• _Objective_
List each line of the data that holds the string "INDIVIDUALA", please.

=====

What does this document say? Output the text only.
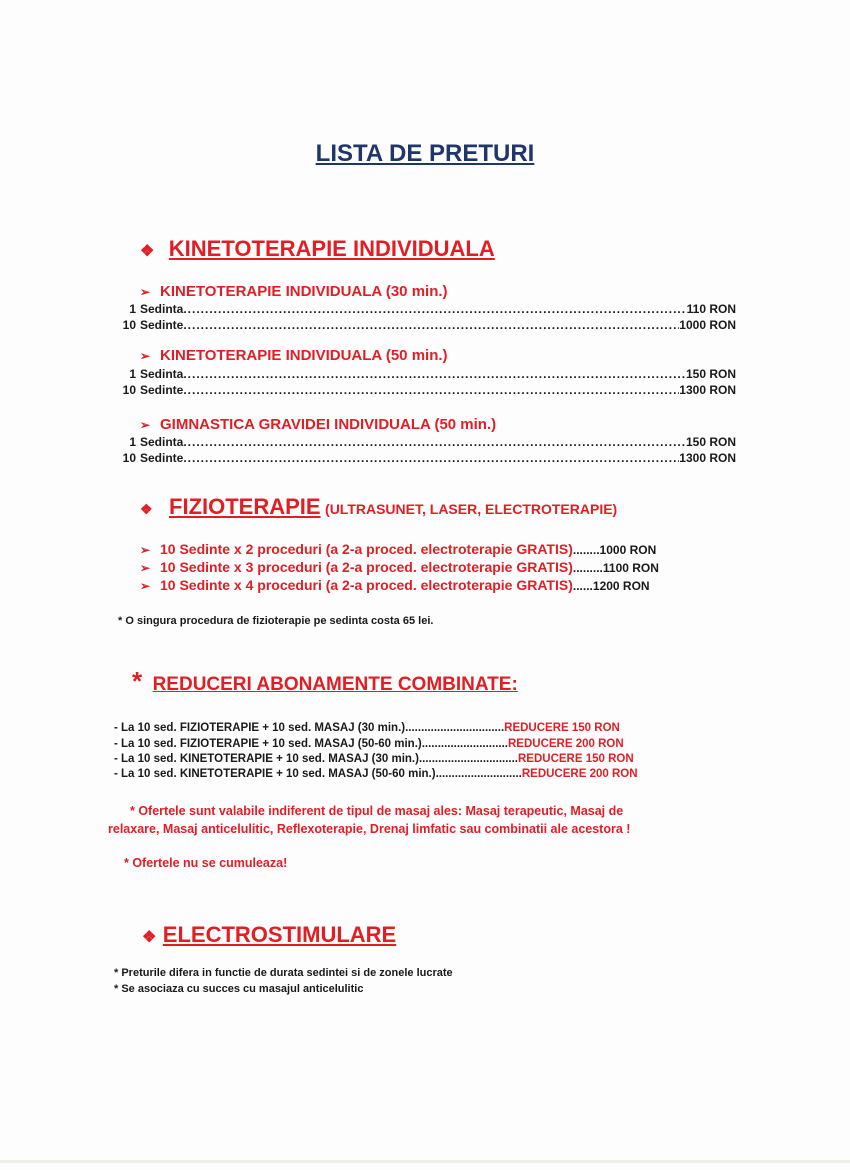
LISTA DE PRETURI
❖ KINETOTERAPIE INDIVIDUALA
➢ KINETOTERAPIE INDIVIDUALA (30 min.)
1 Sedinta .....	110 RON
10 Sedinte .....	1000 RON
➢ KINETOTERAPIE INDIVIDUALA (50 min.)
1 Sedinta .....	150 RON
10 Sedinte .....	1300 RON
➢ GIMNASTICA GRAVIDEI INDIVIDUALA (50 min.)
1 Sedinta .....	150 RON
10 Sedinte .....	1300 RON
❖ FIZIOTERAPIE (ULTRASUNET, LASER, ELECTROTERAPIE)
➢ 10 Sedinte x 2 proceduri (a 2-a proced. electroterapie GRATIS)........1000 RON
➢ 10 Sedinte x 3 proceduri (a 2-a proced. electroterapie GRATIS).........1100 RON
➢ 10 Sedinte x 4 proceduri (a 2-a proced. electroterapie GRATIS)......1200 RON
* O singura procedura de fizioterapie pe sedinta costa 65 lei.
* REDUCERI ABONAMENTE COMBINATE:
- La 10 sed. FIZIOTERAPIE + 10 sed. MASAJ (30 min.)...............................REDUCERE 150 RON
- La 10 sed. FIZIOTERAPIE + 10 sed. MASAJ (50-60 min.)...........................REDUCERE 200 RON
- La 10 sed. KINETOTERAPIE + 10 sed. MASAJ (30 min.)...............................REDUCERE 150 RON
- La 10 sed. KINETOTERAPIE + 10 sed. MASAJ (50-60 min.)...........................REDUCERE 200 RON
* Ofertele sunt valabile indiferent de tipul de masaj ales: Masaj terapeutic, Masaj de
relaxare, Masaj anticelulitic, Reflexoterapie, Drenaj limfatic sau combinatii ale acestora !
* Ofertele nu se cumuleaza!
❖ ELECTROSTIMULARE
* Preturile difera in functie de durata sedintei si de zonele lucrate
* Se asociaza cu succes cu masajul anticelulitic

=====

• _Result for this exercise_
❖ KINETOTERAPIE INDIVIDUALA
➢ KINETOTERAPIE INDIVIDUALA (30 min.)
➢ KINETOTERAPIE INDIVIDUALA (50 min.)
➢ GIMNASTICA GRAVIDEI INDIVIDUALA (50 min.)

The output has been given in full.